[START OF DATA FOR THIS EXERCISE]

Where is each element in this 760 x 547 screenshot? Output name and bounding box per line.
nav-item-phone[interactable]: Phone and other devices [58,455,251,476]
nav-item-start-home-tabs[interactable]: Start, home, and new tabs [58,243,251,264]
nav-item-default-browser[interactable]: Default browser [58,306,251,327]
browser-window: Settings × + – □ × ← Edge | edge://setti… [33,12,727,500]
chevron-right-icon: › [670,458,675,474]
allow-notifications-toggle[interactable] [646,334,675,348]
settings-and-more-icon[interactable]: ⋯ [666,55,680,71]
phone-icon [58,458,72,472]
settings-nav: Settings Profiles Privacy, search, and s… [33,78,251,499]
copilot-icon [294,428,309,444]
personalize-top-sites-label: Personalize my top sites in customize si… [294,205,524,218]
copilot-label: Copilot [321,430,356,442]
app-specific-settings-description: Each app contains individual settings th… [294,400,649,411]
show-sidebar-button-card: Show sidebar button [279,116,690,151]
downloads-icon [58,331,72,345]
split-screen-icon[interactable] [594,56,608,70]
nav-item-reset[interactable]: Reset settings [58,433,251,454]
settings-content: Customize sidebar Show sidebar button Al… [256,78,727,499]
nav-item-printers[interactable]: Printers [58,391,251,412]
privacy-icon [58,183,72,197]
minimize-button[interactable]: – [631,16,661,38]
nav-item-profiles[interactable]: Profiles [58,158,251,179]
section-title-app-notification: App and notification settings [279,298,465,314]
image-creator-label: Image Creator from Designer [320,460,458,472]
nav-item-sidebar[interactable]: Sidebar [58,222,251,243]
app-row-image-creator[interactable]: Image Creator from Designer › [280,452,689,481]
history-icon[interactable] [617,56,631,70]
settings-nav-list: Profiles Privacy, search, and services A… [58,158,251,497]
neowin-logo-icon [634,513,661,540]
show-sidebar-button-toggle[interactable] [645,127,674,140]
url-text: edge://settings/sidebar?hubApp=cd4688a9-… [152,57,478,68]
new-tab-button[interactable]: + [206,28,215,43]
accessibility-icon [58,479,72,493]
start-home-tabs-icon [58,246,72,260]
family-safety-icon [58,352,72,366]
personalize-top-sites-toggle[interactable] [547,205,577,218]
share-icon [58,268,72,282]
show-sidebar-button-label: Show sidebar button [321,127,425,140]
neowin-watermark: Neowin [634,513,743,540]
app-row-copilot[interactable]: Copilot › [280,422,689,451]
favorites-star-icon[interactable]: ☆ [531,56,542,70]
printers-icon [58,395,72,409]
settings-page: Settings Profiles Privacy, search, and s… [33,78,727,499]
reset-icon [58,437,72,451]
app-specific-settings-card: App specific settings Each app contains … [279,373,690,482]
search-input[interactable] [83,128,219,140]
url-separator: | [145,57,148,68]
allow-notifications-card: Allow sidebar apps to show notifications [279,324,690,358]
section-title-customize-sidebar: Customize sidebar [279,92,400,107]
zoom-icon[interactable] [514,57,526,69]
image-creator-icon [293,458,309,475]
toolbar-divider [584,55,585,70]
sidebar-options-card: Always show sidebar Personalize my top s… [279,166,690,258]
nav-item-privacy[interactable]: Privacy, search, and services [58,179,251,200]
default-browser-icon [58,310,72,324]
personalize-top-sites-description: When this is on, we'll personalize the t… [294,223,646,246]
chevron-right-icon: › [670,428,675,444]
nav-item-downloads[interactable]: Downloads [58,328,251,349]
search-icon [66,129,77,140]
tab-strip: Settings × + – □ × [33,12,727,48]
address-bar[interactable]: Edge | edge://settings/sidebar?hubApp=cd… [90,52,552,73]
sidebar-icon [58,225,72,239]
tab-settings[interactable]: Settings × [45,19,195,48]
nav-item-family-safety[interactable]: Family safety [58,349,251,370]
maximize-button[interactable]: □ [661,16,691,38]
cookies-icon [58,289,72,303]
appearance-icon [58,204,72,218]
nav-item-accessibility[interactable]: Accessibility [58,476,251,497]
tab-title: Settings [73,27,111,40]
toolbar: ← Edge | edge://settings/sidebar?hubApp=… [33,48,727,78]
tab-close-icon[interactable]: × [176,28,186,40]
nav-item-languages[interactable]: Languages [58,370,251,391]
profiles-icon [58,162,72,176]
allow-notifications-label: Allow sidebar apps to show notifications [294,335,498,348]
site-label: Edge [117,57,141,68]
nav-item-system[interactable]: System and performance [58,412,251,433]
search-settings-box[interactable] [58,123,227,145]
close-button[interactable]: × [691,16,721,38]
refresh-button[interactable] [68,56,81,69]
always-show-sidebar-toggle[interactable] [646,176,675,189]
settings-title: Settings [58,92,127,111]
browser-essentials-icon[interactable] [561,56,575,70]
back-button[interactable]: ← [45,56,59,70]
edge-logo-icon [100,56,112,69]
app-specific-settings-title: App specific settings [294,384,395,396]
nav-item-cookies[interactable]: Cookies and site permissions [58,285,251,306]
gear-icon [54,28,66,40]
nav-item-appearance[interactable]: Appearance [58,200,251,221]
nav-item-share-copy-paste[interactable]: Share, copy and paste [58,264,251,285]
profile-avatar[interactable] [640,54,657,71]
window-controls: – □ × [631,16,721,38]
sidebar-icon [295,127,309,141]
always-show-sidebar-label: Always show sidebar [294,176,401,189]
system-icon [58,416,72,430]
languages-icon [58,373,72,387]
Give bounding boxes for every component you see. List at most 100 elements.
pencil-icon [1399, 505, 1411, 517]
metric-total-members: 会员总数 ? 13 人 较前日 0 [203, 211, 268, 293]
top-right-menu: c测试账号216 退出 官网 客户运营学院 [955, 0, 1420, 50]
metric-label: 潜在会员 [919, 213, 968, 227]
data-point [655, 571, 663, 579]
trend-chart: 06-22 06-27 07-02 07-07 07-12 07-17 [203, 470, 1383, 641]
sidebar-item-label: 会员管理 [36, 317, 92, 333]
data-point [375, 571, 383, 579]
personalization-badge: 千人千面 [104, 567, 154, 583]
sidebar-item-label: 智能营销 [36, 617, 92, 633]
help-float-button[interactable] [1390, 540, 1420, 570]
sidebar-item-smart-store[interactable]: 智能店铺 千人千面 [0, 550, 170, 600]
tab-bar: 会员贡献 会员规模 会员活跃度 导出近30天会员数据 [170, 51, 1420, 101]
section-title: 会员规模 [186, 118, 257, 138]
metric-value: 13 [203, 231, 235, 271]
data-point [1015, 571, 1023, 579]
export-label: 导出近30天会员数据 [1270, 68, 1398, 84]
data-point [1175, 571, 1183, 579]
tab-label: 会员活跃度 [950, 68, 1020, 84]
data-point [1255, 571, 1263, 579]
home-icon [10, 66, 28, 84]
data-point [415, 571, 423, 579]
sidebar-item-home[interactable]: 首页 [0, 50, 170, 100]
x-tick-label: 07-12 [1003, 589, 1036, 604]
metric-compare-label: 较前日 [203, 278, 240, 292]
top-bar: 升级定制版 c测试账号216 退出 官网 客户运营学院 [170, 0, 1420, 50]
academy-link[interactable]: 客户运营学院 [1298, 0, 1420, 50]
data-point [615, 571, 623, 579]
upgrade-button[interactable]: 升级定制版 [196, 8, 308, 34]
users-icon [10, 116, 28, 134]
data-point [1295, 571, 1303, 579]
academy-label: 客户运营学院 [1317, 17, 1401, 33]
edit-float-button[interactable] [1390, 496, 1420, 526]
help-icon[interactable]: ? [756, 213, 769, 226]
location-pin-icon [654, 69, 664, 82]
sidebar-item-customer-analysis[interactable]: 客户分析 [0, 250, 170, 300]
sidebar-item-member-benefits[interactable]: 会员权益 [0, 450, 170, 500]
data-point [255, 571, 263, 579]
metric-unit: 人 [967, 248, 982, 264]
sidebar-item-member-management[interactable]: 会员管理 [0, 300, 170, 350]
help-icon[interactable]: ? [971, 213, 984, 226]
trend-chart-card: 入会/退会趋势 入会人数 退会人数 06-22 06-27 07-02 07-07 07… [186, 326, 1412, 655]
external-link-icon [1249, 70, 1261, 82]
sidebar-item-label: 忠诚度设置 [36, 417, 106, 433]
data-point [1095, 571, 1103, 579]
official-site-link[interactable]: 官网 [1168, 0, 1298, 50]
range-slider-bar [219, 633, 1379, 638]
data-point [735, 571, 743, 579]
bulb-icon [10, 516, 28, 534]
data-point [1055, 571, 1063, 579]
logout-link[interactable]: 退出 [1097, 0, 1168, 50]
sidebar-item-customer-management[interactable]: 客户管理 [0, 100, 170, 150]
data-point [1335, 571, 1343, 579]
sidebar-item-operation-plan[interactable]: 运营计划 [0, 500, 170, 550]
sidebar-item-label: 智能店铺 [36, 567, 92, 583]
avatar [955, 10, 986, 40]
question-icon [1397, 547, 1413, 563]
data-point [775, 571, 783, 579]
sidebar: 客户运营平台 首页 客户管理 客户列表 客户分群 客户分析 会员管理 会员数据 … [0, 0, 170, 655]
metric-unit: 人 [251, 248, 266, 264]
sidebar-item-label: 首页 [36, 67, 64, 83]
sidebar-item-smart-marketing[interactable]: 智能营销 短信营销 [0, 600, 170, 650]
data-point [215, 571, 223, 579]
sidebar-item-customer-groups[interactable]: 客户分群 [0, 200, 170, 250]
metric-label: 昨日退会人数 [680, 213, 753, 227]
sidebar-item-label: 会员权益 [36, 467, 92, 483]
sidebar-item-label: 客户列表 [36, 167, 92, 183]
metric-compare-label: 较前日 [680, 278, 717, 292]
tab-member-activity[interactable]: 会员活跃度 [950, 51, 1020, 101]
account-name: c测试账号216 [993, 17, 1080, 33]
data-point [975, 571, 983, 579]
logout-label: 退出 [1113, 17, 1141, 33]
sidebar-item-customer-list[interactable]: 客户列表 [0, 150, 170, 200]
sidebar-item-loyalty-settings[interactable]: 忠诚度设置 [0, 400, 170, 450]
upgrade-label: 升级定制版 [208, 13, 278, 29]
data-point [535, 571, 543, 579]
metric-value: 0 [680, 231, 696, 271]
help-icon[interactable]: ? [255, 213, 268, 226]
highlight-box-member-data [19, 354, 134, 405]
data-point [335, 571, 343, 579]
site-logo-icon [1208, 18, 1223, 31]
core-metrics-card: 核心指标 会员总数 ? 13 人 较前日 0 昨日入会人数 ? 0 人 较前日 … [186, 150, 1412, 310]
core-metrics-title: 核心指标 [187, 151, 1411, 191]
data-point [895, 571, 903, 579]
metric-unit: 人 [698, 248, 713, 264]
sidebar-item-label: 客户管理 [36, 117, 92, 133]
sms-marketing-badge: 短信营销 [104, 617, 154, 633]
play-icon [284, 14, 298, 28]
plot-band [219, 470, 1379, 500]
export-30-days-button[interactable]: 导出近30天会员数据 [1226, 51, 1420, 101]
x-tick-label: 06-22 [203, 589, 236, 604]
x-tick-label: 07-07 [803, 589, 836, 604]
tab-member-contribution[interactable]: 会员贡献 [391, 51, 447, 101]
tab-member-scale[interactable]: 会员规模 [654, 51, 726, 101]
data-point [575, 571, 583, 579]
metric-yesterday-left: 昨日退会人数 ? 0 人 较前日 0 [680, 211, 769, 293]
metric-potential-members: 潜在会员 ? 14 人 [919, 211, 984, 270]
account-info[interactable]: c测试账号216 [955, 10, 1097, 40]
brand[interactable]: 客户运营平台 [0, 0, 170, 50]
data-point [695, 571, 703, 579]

[END OF DATA FOR THIS EXERCISE]

* _WHAT YOU HAVE TO DO_: Set down every line from the very start of the items above through the line containing "downloads-icon [58,331,72,345]", including both the first line and that last one, and copy each one without any change.

* _WRITTEN ANSWER_:
Where is each element in this 760 x 547 screenshot? Output name and bounding box per line.
nav-item-phone[interactable]: Phone and other devices [58,455,251,476]
nav-item-start-home-tabs[interactable]: Start, home, and new tabs [58,243,251,264]
nav-item-default-browser[interactable]: Default browser [58,306,251,327]
browser-window: Settings × + – □ × ← Edge | edge://setti… [33,12,727,500]
chevron-right-icon: › [670,458,675,474]
allow-notifications-toggle[interactable] [646,334,675,348]
settings-and-more-icon[interactable]: ⋯ [666,55,680,71]
phone-icon [58,458,72,472]
settings-nav: Settings Profiles Privacy, search, and s… [33,78,251,499]
copilot-icon [294,428,309,444]
personalize-top-sites-label: Personalize my top sites in customize si… [294,205,524,218]
copilot-label: Copilot [321,430,356,442]
app-specific-settings-description: Each app contains individual settings th… [294,400,649,411]
show-sidebar-button-card: Show sidebar button [279,116,690,151]
downloads-icon [58,331,72,345]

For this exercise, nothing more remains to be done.